- [EXERCISE DESCRIPTION]: Every entry must be duplicated precisely as written.

- [EXTRACTED RECORDS]:
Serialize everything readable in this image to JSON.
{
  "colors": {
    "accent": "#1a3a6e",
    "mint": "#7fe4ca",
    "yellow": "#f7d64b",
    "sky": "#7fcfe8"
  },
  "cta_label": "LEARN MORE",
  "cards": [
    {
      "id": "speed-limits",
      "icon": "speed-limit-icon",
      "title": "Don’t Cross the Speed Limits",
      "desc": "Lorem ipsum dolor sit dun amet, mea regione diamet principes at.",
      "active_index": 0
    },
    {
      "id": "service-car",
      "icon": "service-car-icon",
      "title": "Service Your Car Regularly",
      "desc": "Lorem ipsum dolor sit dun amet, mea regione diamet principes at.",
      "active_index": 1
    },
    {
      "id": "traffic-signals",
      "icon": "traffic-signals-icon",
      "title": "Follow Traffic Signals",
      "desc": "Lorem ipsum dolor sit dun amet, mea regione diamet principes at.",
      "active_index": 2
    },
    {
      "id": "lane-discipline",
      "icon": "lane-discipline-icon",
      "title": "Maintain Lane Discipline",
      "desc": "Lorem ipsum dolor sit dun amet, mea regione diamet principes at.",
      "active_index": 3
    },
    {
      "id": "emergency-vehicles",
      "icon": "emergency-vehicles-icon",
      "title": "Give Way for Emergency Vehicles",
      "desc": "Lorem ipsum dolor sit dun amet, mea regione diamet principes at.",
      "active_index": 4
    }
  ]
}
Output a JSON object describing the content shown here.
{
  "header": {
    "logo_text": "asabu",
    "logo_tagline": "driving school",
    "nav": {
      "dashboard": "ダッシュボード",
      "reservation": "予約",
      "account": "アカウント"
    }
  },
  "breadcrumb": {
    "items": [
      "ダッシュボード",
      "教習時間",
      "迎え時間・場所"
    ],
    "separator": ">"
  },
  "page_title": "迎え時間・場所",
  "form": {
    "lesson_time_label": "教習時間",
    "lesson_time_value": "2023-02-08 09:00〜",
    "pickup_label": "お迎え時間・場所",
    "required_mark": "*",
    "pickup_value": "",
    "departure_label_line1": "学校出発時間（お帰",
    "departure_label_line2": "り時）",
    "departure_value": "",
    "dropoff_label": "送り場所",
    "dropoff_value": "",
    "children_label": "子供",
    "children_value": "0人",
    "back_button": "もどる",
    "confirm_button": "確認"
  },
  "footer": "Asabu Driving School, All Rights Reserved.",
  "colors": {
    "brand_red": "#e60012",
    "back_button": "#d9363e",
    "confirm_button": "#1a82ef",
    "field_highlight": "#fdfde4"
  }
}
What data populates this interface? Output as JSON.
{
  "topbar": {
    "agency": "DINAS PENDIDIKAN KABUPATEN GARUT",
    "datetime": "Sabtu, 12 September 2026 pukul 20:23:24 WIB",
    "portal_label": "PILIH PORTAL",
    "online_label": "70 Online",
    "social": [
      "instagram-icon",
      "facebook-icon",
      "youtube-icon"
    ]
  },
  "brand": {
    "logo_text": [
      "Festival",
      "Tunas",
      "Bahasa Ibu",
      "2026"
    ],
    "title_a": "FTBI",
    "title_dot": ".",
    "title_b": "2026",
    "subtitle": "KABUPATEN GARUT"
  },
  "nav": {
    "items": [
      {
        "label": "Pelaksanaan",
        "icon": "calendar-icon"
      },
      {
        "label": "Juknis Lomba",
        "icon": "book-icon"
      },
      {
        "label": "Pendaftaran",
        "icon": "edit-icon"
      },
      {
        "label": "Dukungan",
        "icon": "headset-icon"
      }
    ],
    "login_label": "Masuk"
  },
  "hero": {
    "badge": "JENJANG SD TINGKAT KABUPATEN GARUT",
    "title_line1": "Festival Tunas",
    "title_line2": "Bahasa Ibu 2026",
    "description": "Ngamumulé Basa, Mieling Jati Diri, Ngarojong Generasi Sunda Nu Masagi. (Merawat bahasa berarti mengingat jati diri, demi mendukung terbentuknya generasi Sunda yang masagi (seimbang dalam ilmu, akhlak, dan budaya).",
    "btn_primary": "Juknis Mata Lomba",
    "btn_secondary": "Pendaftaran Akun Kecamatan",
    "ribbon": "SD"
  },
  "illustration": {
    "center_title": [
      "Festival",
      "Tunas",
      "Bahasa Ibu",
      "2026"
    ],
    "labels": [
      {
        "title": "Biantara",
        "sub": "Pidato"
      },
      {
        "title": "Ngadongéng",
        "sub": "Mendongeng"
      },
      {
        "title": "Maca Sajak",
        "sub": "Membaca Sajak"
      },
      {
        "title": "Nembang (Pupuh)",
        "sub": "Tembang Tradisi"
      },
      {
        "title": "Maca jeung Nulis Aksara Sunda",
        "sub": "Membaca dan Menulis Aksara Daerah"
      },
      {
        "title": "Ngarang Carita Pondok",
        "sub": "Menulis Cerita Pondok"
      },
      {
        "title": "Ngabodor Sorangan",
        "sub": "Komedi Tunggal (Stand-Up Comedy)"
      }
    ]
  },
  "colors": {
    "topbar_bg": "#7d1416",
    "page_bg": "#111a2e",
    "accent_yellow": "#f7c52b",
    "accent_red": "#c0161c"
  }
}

- [RESULT OF THIS EXERCISE]:
Serialize everything readable in this image to JSON.
{
  "colors": {
    "accent": "#1a3a6e",
    "mint": "#7fe4ca",
    "yellow": "#f7d64b",
    "sky": "#7fcfe8"
  },
  "cta_label": "LEARN MORE",
  "cards": [
    {
      "id": "speed-limits",
      "icon": "speed-limit-icon",
      "title": "Don’t Cross the Speed Limits",
      "desc": "Lorem ipsum dolor sit dun amet, mea regione diamet principes at.",
      "active_index": 0
    },
    {
      "id": "service-car",
      "icon": "service-car-icon",
      "title": "Service Your Car Regularly",
      "desc": "Lorem ipsum dolor sit dun amet, mea regione diamet principes at.",
      "active_index": 1
    },
    {
      "id": "traffic-signals",
      "icon": "traffic-signals-icon",
      "title": "Follow Traffic Signals",
      "desc": "Lorem ipsum dolor sit dun amet, mea regione diamet principes at.",
      "active_index": 2
    },
    {
      "id": "lane-discipline",
      "icon": "lane-discipline-icon",
      "title": "Maintain Lane Discipline",
      "desc": "Lorem ipsum dolor sit dun amet, mea regione diamet principes at.",
      "active_index": 3
    },
    {
      "id": "emergency-vehicles",
      "icon": "emergency-vehicles-icon",
      "title": "Give Way for Emergency Vehicles",
      "desc": "Lorem ipsum dolor sit dun amet, mea regione diamet principes at.",
      "active_index": 4
    }
  ]
}
Output a JSON object describing the content shown here.
{
  "header": {
    "logo_text": "asabu",
    "logo_tagline": "driving school",
    "nav": {
      "dashboard": "ダッシュボード",
      "reservation": "予約",
      "account": "アカウント"
    }
  },
  "breadcrumb": {
    "items": [
      "ダッシュボード",
      "教習時間",
      "迎え時間・場所"
    ],
    "separator": ">"
  },
  "page_title": "迎え時間・場所",
  "form": {
    "lesson_time_label": "教習時間",
    "lesson_time_value": "2023-02-08 09:00〜",
    "pickup_label": "お迎え時間・場所",
    "required_mark": "*",
    "pickup_value": "",
    "departure_label_line1": "学校出発時間（お帰",
    "departure_label_line2": "り時）",
    "departure_value": "",
    "dropoff_label": "送り場所",
    "dropoff_value": "",
    "children_label": "子供",
    "children_value": "0人",
    "back_button": "もどる",
    "confirm_button": "確認"
  },
  "footer": "Asabu Driving School, All Rights Reserved.",
  "colors": {
    "brand_red": "#e60012",
    "back_button": "#d9363e",
    "confirm_button": "#1a82ef",
    "field_highlight": "#fdfde4"
  }
}
What data populates this interface? Output as JSON.
{
  "topbar": {
    "agency": "DINAS PENDIDIKAN KABUPATEN GARUT",
    "datetime": "Sabtu, 12 September 2026 pukul 20:23:24 WIB",
    "portal_label": "PILIH PORTAL",
    "online_label": "70 Online",
    "social": [
      "instagram-icon",
      "facebook-icon",
      "youtube-icon"
    ]
  },
  "brand": {
    "logo_text": [
      "Festival",
      "Tunas",
      "Bahasa Ibu",
      "2026"
    ],
    "title_a": "FTBI",
    "title_dot": ".",
    "title_b": "2026",
    "subtitle": "KABUPATEN GARUT"
  },
  "nav": {
    "items": [
      {
        "label": "Pelaksanaan",
        "icon": "calendar-icon"
      },
      {
        "label": "Juknis Lomba",
        "icon": "book-icon"
      },
      {
        "label": "Pendaftaran",
        "icon": "edit-icon"
      },
      {
        "label": "Dukungan",
        "icon": "headset-icon"
      }
    ],
    "login_label": "Masuk"
  },
  "hero": {
    "badge": "JENJANG SD TINGKAT KABUPATEN GARUT",
    "title_line1": "Festival Tunas",
    "title_line2": "Bahasa Ibu 2026",
    "description": "Ngamumulé Basa, Mieling Jati Diri, Ngarojong Generasi Sunda Nu Masagi. (Merawat bahasa berarti mengingat jati diri, demi mendukung terbentuknya generasi Sunda yang masagi (seimbang dalam ilmu, akhlak, dan budaya).",
    "btn_primary": "Juknis Mata Lomba",
    "btn_secondary": "Pendaftaran Akun Kecamatan",
    "ribbon": "SD"
  },
  "illustration": {
    "center_title": [
      "Festival",
      "Tunas",
      "Bahasa Ibu",
      "2026"
    ],
    "labels": [
      {
        "title": "Biantara",
        "sub": "Pidato"
      },
      {
        "title": "Ngadongéng",
        "sub": "Mendongeng"
      },
      {
        "title": "Maca Sajak",
        "sub": "Membaca Sajak"
      },
      {
        "title": "Nembang (Pupuh)",
        "sub": "Tembang Tradisi"
      },
      {
        "title": "Maca jeung Nulis Aksara Sunda",
        "sub": "Membaca dan Menulis Aksara Daerah"
      },
      {
        "title": "Ngarang Carita Pondok",
        "sub": "Menulis Cerita Pondok"
      },
      {
        "title": "Ngabodor Sorangan",
        "sub": "Komedi Tunggal (Stand-Up Comedy)"
      }
    ]
  },
  "colors": {
    "topbar_bg": "#7d1416",
    "page_bg": "#111a2e",
    "accent_yellow": "#f7c52b",
    "accent_red": "#c0161c"
  }
}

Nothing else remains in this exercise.